→ WRITTEN PROBLEM
Write out each line in which the string "TradingView" is present.

─── DATA PROVIDED ───

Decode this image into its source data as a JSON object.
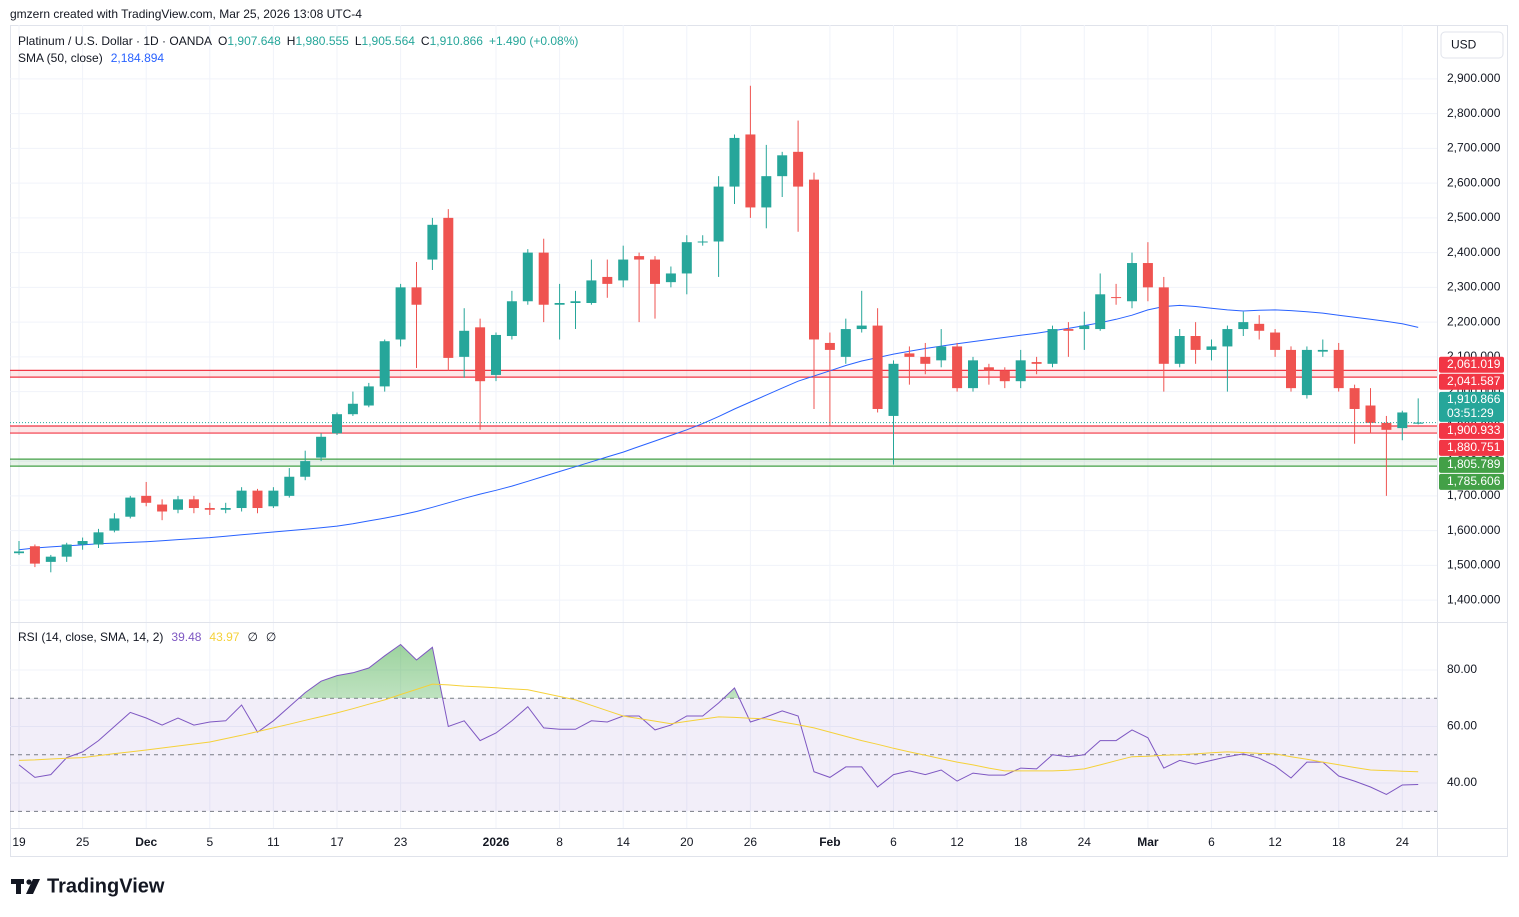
{
  "header": {
    "attribution": "gmzern created with TradingView.com, Mar 25, 2026 13:08 UTC-4",
    "brand": "TradingView"
  },
  "chart_data": [
    {
      "type": "candlestick",
      "title": "Platinum / U.S. Dollar · 1D · OANDA",
      "ohlc_legend": [
        {
          "key": "O",
          "value": "1,907.648"
        },
        {
          "key": "H",
          "value": "1,980.555"
        },
        {
          "key": "L",
          "value": "1,905.564"
        },
        {
          "key": "C",
          "value": "1,910.866"
        }
      ],
      "change": "+1.490 (+0.08%)",
      "currency": "USD",
      "up_color": "#26a69a",
      "down_color": "#ef5350",
      "categories": [
        "19",
        null,
        null,
        null,
        "25",
        null,
        null,
        null,
        "Dec",
        null,
        null,
        null,
        "5",
        null,
        null,
        null,
        "11",
        null,
        null,
        null,
        "17",
        null,
        null,
        null,
        "23",
        null,
        null,
        null,
        null,
        null,
        "2026",
        null,
        null,
        null,
        "8",
        null,
        null,
        null,
        "14",
        null,
        null,
        null,
        "20",
        null,
        null,
        null,
        "26",
        null,
        null,
        null,
        null,
        "Feb",
        null,
        null,
        null,
        "6",
        null,
        null,
        null,
        "12",
        null,
        null,
        null,
        "18",
        null,
        null,
        null,
        "24",
        null,
        null,
        null,
        "Mar",
        null,
        null,
        null,
        "6",
        null,
        null,
        null,
        "12",
        null,
        null,
        null,
        "18",
        null,
        null,
        null,
        "24",
        null
      ],
      "open": [
        1535,
        1555,
        1510,
        1525,
        1560,
        1560,
        1600,
        1640,
        1700,
        1675,
        1660,
        1690,
        1665,
        1660,
        1665,
        1715,
        1670,
        1700,
        1755,
        1810,
        1880,
        1935,
        1960,
        2015,
        2150,
        2300,
        2380,
        2500,
        2100,
        2185,
        2048,
        2160,
        2260,
        2400,
        2250,
        2255,
        2255,
        2330,
        2320,
        2390,
        2380,
        2315,
        2340,
        2430,
        2432,
        2590,
        2740,
        2530,
        2620,
        2690,
        2610,
        2140,
        2100,
        2180,
        2190,
        1930,
        2110,
        2100,
        2090,
        2130,
        2010,
        2070,
        2060,
        2030,
        2085,
        2080,
        2180,
        2180,
        2180,
        2272,
        2260,
        2370,
        2300,
        2080,
        2160,
        2120,
        2130,
        2180,
        2195,
        2170,
        2120,
        1990,
        2115,
        2120,
        2010,
        1960,
        1910,
        1895,
        1907.648
      ],
      "high": [
        1570,
        1560,
        1530,
        1565,
        1580,
        1605,
        1650,
        1700,
        1740,
        1690,
        1700,
        1700,
        1680,
        1680,
        1725,
        1720,
        1725,
        1780,
        1830,
        1880,
        1940,
        2000,
        2025,
        2150,
        2310,
        2373,
        2500,
        2525,
        2240,
        2210,
        2170,
        2290,
        2410,
        2440,
        2310,
        2290,
        2380,
        2380,
        2420,
        2400,
        2390,
        2360,
        2450,
        2450,
        2620,
        2740,
        2880,
        2710,
        2690,
        2780,
        2630,
        2170,
        2210,
        2290,
        2240,
        2090,
        2130,
        2140,
        2180,
        2140,
        2100,
        2080,
        2070,
        2120,
        2100,
        2190,
        2200,
        2230,
        2340,
        2310,
        2400,
        2430,
        2330,
        2180,
        2200,
        2150,
        2190,
        2230,
        2220,
        2180,
        2130,
        2130,
        2150,
        2140,
        2020,
        2010,
        1930,
        1945,
        1980.555
      ],
      "low": [
        1530,
        1495,
        1480,
        1510,
        1545,
        1550,
        1595,
        1635,
        1670,
        1630,
        1650,
        1650,
        1645,
        1650,
        1655,
        1650,
        1665,
        1695,
        1745,
        1800,
        1875,
        1930,
        1955,
        2000,
        2130,
        2068,
        2350,
        2060,
        2040,
        1890,
        2030,
        2150,
        2250,
        2200,
        2150,
        2180,
        2250,
        2270,
        2300,
        2200,
        2210,
        2300,
        2280,
        2420,
        2330,
        2540,
        2500,
        2470,
        2560,
        2460,
        1950,
        1900,
        2080,
        2170,
        1940,
        1790,
        2020,
        2050,
        2070,
        2000,
        2000,
        2020,
        2010,
        2010,
        2050,
        2070,
        2100,
        2120,
        2175,
        2250,
        2240,
        2260,
        2000,
        2070,
        2080,
        2090,
        2000,
        2160,
        2150,
        2100,
        2000,
        1980,
        2100,
        2000,
        1850,
        1880,
        1700,
        1860,
        1905.564
      ],
      "close": [
        1540,
        1505,
        1525,
        1560,
        1570,
        1595,
        1635,
        1695,
        1680,
        1655,
        1690,
        1665,
        1660,
        1665,
        1715,
        1665,
        1715,
        1755,
        1800,
        1870,
        1935,
        1965,
        2015,
        2145,
        2300,
        2250,
        2480,
        2097,
        2175,
        2030,
        2163,
        2260,
        2400,
        2250,
        2255,
        2260,
        2320,
        2310,
        2380,
        2380,
        2310,
        2340,
        2430,
        2432,
        2590,
        2730,
        2530,
        2620,
        2680,
        2590,
        2150,
        2120,
        2180,
        2190,
        1950,
        2080,
        2100,
        2080,
        2130,
        2010,
        2090,
        2060,
        2030,
        2090,
        2080,
        2180,
        2175,
        2190,
        2280,
        2270,
        2370,
        2300,
        2080,
        2160,
        2120,
        2130,
        2180,
        2200,
        2175,
        2120,
        2010,
        2120,
        2120,
        2010,
        1950,
        1910,
        1890,
        1940,
        1910.866
      ],
      "series": [
        {
          "name": "SMA (50, close)",
          "color": "#2962ff",
          "value_label": "2,184.894",
          "values": [
            1545,
            1550,
            1553,
            1556,
            1559,
            1562,
            1564,
            1566,
            1568,
            1571,
            1574,
            1577,
            1580,
            1584,
            1588,
            1592,
            1596,
            1600,
            1604,
            1608,
            1613,
            1620,
            1628,
            1636,
            1645,
            1655,
            1667,
            1680,
            1693,
            1705,
            1716,
            1728,
            1742,
            1756,
            1770,
            1784,
            1798,
            1812,
            1826,
            1842,
            1858,
            1874,
            1890,
            1908,
            1928,
            1950,
            1970,
            1990,
            2010,
            2030,
            2045,
            2060,
            2075,
            2088,
            2098,
            2108,
            2116,
            2124,
            2131,
            2138,
            2144,
            2150,
            2156,
            2162,
            2168,
            2175,
            2182,
            2190,
            2198,
            2208,
            2220,
            2235,
            2245,
            2248,
            2245,
            2240,
            2235,
            2232,
            2234,
            2235,
            2233,
            2230,
            2226,
            2220,
            2214,
            2208,
            2202,
            2195,
            2184.894
          ]
        }
      ],
      "ylim": [
        1337,
        3055
      ],
      "yticks": [
        {
          "value": 1400,
          "label": "1,400.000"
        },
        {
          "value": 1500,
          "label": "1,500.000"
        },
        {
          "value": 1600,
          "label": "1,600.000"
        },
        {
          "value": 1700,
          "label": "1,700.000"
        },
        {
          "value": 1800,
          "label": "1,800.000"
        },
        {
          "value": 1900,
          "label": "1,900.000"
        },
        {
          "value": 2000,
          "label": "2,000.000"
        },
        {
          "value": 2100,
          "label": "2,100.000"
        },
        {
          "value": 2200,
          "label": "2,200.000"
        },
        {
          "value": 2300,
          "label": "2,300.000"
        },
        {
          "value": 2400,
          "label": "2,400.000"
        },
        {
          "value": 2500,
          "label": "2,500.000"
        },
        {
          "value": 2600,
          "label": "2,600.000"
        },
        {
          "value": 2700,
          "label": "2,700.000"
        },
        {
          "value": 2800,
          "label": "2,800.000"
        },
        {
          "value": 2900,
          "label": "2,900.000"
        }
      ],
      "grid": true,
      "zones": [
        {
          "color": "#f23645",
          "lines": [
            {
              "value": 2061.019,
              "label": "2,061.019"
            },
            {
              "value": 2041.587,
              "label": "2,041.587"
            }
          ]
        },
        {
          "color": "#f23645",
          "lines": [
            {
              "value": 1900.933,
              "label": "1,900.933"
            },
            {
              "value": 1880.751,
              "label": "1,880.751"
            }
          ]
        },
        {
          "color": "#43a047",
          "lines": [
            {
              "value": 1805.789,
              "label": "1,805.789"
            },
            {
              "value": 1785.606,
              "label": "1,785.606"
            }
          ]
        }
      ],
      "last_price": {
        "value": 1910.866,
        "label": "1,910.866",
        "countdown": "03:51:29"
      }
    },
    {
      "type": "line",
      "title": "RSI (14, close, SMA, 14, 2)",
      "extra": [
        "∅",
        "∅"
      ],
      "series": [
        {
          "color": "#7e57c2",
          "value_label": "39.48",
          "values": [
            46.4,
            42,
            43,
            49,
            51,
            55,
            60,
            65,
            63,
            60.5,
            63,
            60.5,
            61.6,
            62,
            67.6,
            58,
            62,
            67,
            72,
            76,
            78,
            79,
            80.7,
            85,
            89,
            83.5,
            88,
            60,
            62,
            55,
            57.7,
            62,
            67,
            59.5,
            59,
            59,
            62,
            61.6,
            63.7,
            63.7,
            58.8,
            60.5,
            63.7,
            63.7,
            68.3,
            73.6,
            61.6,
            63.4,
            65.5,
            63.7,
            44,
            42,
            45.7,
            45.7,
            38.6,
            43,
            44.3,
            43,
            44.6,
            40.7,
            43.5,
            42.8,
            42.8,
            45.3,
            45,
            50,
            49.3,
            50,
            55,
            55,
            58.8,
            56,
            45.3,
            48,
            46.7,
            48,
            49.3,
            50.3,
            48.8,
            46,
            41.8,
            47.4,
            47.4,
            42.5,
            40.7,
            38.6,
            36,
            39.3,
            39.48
          ]
        },
        {
          "color": "#f5d13a",
          "value_label": "43.97",
          "values": [
            48,
            48.2,
            48.5,
            48.8,
            49,
            49.7,
            50.4,
            51,
            51.7,
            52.4,
            53.1,
            53.8,
            54.5,
            55.7,
            56.9,
            58.2,
            59.5,
            60.8,
            62.2,
            63.5,
            64.8,
            66.3,
            67.9,
            69.4,
            71.3,
            73.1,
            75,
            74.7,
            74.3,
            74,
            73.7,
            73.3,
            73,
            71.8,
            70.6,
            69.4,
            67.5,
            65.6,
            63.7,
            62.8,
            61.9,
            61,
            61.8,
            62.6,
            63.4,
            63.2,
            62.9,
            62.7,
            61.6,
            60.6,
            59.5,
            58,
            56.5,
            55,
            53.7,
            52.3,
            51,
            49.8,
            48.6,
            47.4,
            46.4,
            45.3,
            44.3,
            44.3,
            44.3,
            44.3,
            44.5,
            45,
            46.4,
            47.9,
            49.3,
            49.5,
            49.8,
            50,
            50.3,
            50.7,
            51,
            50.8,
            50.5,
            50.3,
            49.3,
            48.4,
            47.4,
            46.5,
            45.5,
            44.6,
            44.4,
            44.2,
            43.97
          ]
        }
      ],
      "ylim": [
        24.1,
        96.6
      ],
      "yticks": [
        {
          "value": 40,
          "label": "40.00"
        },
        {
          "value": 60,
          "label": "60.00"
        },
        {
          "value": 80,
          "label": "80.00"
        }
      ],
      "bands": [
        30,
        50,
        70
      ],
      "overbought_color": "#4caf50"
    }
  ]
}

───

→ FINISHED TASK
    "attribution": "gmzern created with TradingView.com, Mar 25, 2026 13:08 UTC-4",
    "brand": "TradingView"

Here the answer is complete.